++++ EXTRAIT DU TEXTE ++++

– 1ère partie –

Pour mieux accompagner les enfants, savoir comment
« marche » la langue.


Toutes les langues du monde portent une ambition universelle ; que chacun puisse offrir sa pensée à la libre interprétation d’un autre tout en affirmant sa volonté d’être compris au plus juste de ses intentions. Pour cela chacune a choisi un système de sons pour fabriquer les mots ; un système grammatical pour fabriquer les phrases ; un mode d’articulation de phrases pour fabriquer des textes . C’est pour permettre à tous les hommes de relever ce défi que toutes les langues se sont construites sur des principes universels que chacune a choisi de « réécrire » selon des règles particulières. La langue française révèle ainsi dans le choix des sons qui constituent son système phonologique, dans l’organisation de son lexique et dans la cohérence de ses structures grammaticales, un souci très particulier d’équilibre, de rigueur et…d’élégance. Elle mérite que vos enfants la servent et …la chérissent. Nous vous proposons dans cette première partie de cheminer avec nous du langage en général au français en particulier.


Chacune des langues du monde doit pouvoir mettre à la disposition de ses utilisateurs une quantité de mots suffisante pour qu’ils puissent nommer tous les éléments du monde qu’il leur semble utile d’évoquer. Chaque lexique doit répondre aux besoins nouveaux des locuteurs de chaque langue et donc produire « des mots à la demande ». C’est ce que l’on appelle la première articulation du langage : elle consiste à attribuer sans faillir un support spécifique, phonique ou graphique à chacun des mots qui forment le lexique d’une langue. La règle du jeu est de répondre à tous les besoins de vocabulaire tout en évitant les risques de confusion.

Toutes les langues du monde doivent donc pouvoir répondre de façon économique et pertinente aux besoins, sans cesse grandissant, de sa population. Il est clair que, si l’on proférait un cri inarticulé pour chaque création de mot, cela exigerait un effort de mémoire auditive et visuelle exorbitant et rendrait la discrimination très difficile. Toutes les langues du monde ont donc choisi un système permettant de fabriquer à partir d’un petit nombre de sons, chaque fois différemment combinés, une très grande quantité de mots distincts les uns des autres, C’est à cette nécessité que répond la deuxième articulation du langage qui assure une capacité de production quasi illimitée de mots, chacun aisément prononçable et facilement identifiable.

En français trente-quatre phonèmes permettent ainsi de produire plusieurs dizaines de milliers de mots distincts les uns des autres ( 35 000 en usage courant et 90 000 dans le Larousse). C’est pour cela que les phonèmes -unités de deuxième articulation- s’appellent des unités distinctives.

++++

:: TRAVAIL DEMANDÉ ::
a – Répondez aux questions suivantes sur le texte consacré au fonctionnement de la langue :
(i) Quelles trois qualités le français révèle-t-il, d'après le texte, dans ses sons, son lexique et sa grammaire ?
(ii) Comment s'appelle l'articulation du langage qui attribue un support phonique ou graphique à chaque mot du lexique ?
(iii) Combien de phonèmes le français compte-t-il ?
b – Reprenez le texte consacré au fonctionnement de la langue après sa dernière phrase et poursuivez-le.

++++ DONNÉES DISPONIBLES ++++

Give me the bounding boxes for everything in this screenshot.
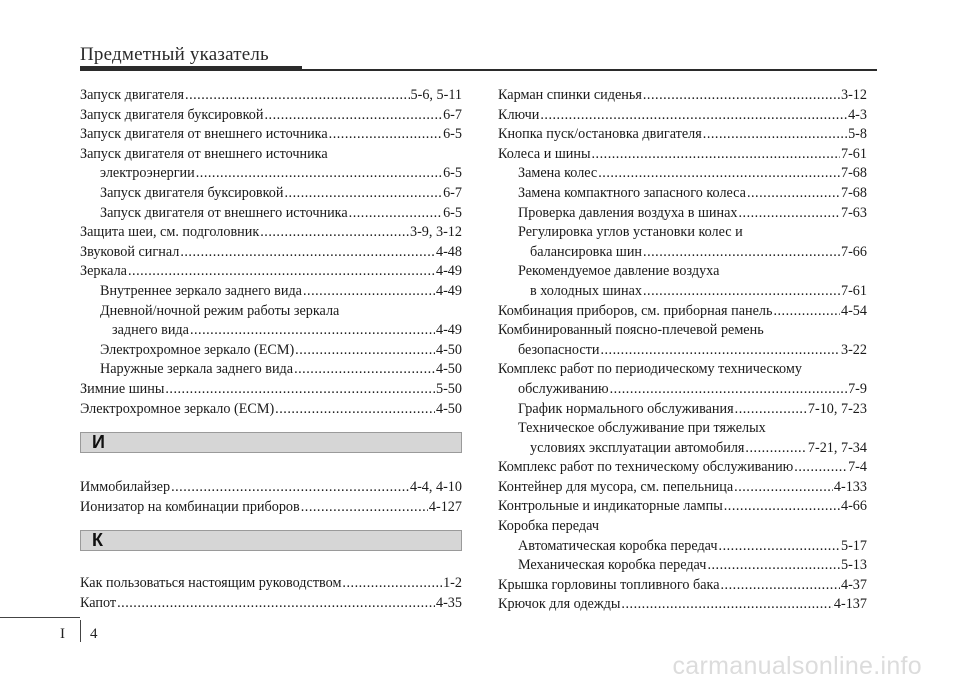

++++

:: RÉPONSES AUX CONSIGNES ::
a –
(i) Un souci d'équilibre, de rigueur et d'élégance.
(ii) La première articulation du langage.
(iii) Trente-quatre.

b –
Les langues ne se contentent pas de nommer tous les éléments du monde grâce à la double articulation, elles ont surtout l’ambition de permettre à chacun de leurs utilisateurs de dire ce qu’ils pensent de tel objet, de tel personnage ou de tel concept. On parle d’une maison ET on en dit qu’elle est rouge ou en ruines, qu’elle brûle ou va s’effondrer… Le langage n’est pas fait seulement pour coller des étiquettes sur des morceaux du monde ; il est fait pour commenter le monde et le transformer.

On parle de « syntaxe » lorsque l’on évoque le système qui permet à toutes les langues de concevoir une réalité globale en rassemblant et en organisant les mots successifs d’une phrase. Comprendre une phrase, c’est donc identifier chacun des mots qui la composent et en même temps reconnaître les relations qui les lient. « Syn-taxis » veut dire « mettre ensemble » les mots et assigner à chacun la fonction qui définira son rôle singulier dans la construction d’une réalité cohérente. Le principe syntaxique est au cœur du langage. Une langue qui se priverait de syntaxe fabriquerait ses énoncés par la seule juxtaposition de ses unités de sens, laissant à la fantaisie de l’auditeur le soin de les organiser. Ses utilisateurs perdraient alors tout pouvoir d’être compris au plus juste de leurs intentions.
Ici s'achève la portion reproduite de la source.